> **Problem to work on**: Note how many lines hold "spread" and report that number by itself.
::: Given data
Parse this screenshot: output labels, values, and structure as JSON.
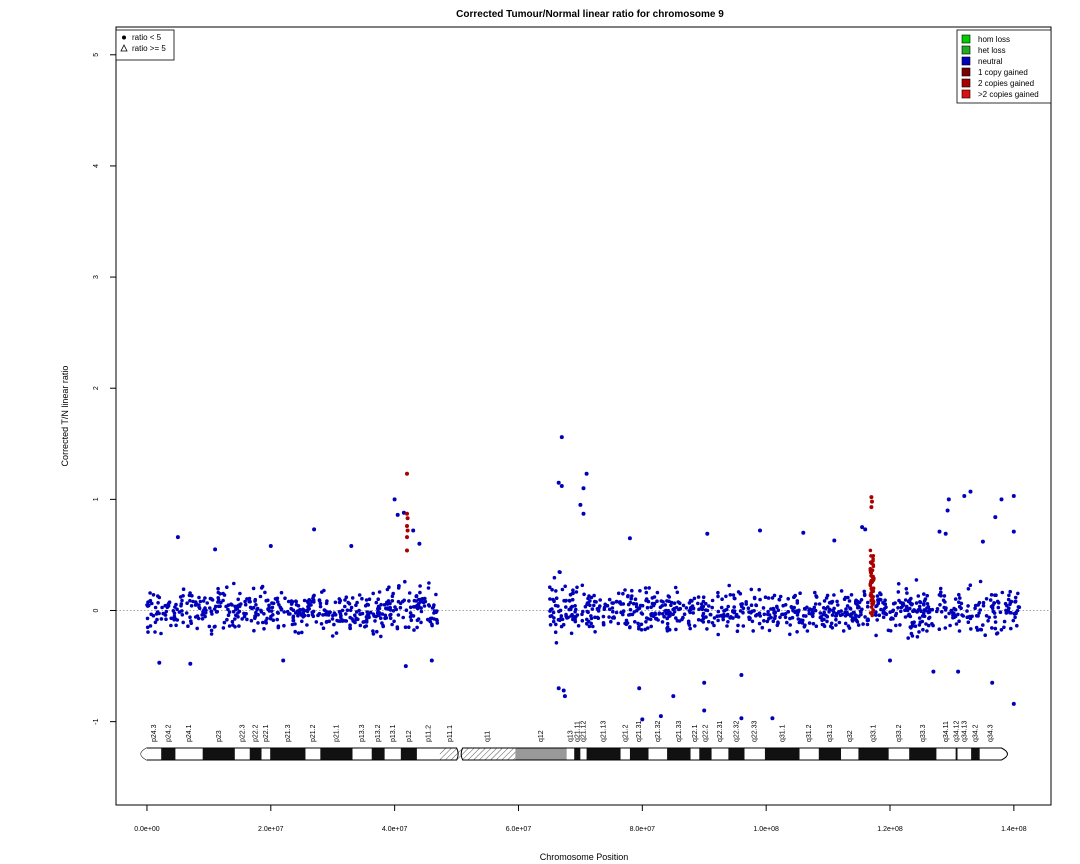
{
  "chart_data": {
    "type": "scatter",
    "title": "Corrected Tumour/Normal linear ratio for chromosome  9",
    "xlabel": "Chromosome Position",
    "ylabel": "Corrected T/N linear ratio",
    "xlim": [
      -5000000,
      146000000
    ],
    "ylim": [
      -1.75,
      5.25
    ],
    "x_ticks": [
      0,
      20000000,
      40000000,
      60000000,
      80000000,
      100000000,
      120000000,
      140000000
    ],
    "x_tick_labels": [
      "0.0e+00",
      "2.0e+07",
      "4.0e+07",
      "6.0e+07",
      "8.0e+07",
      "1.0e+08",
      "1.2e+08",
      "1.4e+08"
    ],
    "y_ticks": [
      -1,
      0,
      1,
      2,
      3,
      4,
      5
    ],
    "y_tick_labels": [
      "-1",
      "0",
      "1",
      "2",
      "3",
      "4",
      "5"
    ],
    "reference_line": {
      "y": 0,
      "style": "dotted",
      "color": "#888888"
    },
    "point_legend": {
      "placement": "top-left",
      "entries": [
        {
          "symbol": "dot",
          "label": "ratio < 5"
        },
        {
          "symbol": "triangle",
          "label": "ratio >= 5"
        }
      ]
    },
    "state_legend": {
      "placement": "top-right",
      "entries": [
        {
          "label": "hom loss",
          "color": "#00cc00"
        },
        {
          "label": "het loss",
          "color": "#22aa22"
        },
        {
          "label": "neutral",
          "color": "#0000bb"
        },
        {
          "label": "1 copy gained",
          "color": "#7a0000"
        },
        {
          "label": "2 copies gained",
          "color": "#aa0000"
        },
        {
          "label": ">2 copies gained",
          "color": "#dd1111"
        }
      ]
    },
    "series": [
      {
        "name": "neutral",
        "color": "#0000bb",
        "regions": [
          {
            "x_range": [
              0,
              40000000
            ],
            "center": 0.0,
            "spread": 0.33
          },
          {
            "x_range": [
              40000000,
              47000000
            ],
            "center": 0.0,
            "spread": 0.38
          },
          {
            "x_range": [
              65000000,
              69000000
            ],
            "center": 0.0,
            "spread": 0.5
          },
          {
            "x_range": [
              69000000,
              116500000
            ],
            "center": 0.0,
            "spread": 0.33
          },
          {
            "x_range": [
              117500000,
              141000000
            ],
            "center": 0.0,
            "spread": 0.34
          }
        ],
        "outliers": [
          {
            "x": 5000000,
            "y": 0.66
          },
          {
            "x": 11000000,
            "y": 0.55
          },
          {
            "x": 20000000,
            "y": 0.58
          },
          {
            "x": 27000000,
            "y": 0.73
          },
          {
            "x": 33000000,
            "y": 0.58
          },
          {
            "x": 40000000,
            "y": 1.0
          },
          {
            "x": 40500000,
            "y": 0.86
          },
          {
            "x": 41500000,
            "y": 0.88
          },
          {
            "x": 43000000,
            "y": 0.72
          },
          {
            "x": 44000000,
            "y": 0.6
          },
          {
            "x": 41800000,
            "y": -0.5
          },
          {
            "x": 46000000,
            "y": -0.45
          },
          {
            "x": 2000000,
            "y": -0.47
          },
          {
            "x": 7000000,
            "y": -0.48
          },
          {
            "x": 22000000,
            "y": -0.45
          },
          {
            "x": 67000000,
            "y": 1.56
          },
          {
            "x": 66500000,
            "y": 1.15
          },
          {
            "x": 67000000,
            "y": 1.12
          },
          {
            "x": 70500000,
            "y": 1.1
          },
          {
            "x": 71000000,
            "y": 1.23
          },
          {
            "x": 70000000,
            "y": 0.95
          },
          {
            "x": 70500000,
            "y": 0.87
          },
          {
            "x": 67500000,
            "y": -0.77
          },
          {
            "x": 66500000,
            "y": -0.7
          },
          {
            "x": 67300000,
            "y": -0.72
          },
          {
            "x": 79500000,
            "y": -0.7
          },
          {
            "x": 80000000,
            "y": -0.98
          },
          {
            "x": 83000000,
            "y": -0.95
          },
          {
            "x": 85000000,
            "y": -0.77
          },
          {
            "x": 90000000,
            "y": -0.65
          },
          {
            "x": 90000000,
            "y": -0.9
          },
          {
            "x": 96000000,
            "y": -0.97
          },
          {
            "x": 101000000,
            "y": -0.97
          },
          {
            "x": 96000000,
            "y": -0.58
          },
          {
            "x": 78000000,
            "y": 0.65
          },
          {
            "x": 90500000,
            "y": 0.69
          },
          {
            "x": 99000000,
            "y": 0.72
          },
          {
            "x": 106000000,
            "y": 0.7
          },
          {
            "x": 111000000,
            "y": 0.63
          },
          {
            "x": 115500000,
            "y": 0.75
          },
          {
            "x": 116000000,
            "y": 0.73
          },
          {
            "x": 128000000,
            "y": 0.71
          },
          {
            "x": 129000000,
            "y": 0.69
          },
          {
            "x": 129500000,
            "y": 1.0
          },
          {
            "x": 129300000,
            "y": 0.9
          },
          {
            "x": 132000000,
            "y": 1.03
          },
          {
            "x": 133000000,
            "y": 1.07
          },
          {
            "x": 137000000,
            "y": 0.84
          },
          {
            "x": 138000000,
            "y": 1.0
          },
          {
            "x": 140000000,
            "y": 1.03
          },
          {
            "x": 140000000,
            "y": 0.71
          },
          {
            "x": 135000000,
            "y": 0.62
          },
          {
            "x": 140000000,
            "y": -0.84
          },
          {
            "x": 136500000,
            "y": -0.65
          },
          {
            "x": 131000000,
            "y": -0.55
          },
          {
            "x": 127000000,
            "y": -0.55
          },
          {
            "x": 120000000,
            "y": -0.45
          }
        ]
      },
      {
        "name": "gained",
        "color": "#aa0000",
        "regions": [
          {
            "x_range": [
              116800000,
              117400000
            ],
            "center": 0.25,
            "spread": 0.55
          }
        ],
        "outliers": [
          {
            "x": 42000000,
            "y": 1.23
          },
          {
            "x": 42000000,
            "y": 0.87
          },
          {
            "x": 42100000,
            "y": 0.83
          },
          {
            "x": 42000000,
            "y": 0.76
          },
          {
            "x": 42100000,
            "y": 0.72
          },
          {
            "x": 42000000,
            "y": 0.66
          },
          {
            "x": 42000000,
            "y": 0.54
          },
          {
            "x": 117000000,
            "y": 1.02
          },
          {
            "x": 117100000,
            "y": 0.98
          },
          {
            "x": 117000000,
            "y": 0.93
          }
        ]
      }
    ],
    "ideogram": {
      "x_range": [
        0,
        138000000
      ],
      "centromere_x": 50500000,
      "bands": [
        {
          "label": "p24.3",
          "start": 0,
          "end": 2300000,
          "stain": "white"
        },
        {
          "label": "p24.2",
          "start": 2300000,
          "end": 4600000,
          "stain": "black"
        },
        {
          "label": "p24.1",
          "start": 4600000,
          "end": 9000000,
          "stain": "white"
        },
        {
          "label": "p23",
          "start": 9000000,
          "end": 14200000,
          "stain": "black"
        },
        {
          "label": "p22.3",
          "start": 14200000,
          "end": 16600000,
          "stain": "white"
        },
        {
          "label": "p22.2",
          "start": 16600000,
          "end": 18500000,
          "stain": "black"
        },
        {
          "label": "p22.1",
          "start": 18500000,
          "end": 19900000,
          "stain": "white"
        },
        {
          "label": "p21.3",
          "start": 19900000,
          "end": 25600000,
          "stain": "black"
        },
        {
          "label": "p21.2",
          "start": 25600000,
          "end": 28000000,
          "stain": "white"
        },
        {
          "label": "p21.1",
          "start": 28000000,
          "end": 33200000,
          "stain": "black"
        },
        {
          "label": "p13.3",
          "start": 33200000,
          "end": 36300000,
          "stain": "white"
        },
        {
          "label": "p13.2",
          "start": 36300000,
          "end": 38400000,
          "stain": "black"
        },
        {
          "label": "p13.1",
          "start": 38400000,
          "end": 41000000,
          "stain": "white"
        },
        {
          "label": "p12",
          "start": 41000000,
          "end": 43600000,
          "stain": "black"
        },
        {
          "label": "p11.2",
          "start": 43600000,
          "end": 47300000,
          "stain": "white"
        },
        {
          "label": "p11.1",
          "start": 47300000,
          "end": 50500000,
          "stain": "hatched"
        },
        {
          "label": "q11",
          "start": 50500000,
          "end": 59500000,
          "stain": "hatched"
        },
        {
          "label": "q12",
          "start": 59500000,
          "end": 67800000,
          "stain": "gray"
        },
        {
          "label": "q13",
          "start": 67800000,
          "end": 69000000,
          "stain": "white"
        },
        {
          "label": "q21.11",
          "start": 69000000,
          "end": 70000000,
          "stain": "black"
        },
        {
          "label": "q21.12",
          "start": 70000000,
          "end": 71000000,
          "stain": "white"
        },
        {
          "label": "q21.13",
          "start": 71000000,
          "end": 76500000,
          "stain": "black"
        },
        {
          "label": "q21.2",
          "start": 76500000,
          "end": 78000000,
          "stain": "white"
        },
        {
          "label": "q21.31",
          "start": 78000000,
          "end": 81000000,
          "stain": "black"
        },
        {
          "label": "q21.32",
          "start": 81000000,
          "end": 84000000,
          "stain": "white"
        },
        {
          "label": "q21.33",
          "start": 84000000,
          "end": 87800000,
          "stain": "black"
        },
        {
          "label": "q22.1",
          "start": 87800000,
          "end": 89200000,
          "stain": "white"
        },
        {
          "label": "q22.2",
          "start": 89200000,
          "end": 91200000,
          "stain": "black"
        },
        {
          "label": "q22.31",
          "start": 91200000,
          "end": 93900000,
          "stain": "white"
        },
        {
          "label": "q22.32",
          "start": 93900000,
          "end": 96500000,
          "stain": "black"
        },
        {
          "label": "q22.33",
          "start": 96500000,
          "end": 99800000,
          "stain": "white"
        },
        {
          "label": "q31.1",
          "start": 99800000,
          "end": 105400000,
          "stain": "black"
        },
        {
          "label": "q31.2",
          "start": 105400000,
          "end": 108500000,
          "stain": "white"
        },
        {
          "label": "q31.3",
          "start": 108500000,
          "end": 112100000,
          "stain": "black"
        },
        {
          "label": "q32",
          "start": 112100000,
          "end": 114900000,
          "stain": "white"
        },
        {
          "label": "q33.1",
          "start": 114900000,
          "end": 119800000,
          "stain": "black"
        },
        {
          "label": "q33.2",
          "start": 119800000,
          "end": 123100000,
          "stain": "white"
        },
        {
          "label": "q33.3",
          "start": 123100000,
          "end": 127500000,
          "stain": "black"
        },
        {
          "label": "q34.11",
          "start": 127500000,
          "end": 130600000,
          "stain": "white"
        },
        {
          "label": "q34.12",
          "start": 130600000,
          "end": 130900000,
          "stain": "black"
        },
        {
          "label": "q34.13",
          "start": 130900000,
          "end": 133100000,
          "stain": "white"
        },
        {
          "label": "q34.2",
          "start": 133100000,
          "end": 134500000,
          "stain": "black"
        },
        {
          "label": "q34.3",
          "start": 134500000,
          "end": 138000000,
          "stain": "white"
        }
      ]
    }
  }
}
::::::
> **The response**: 6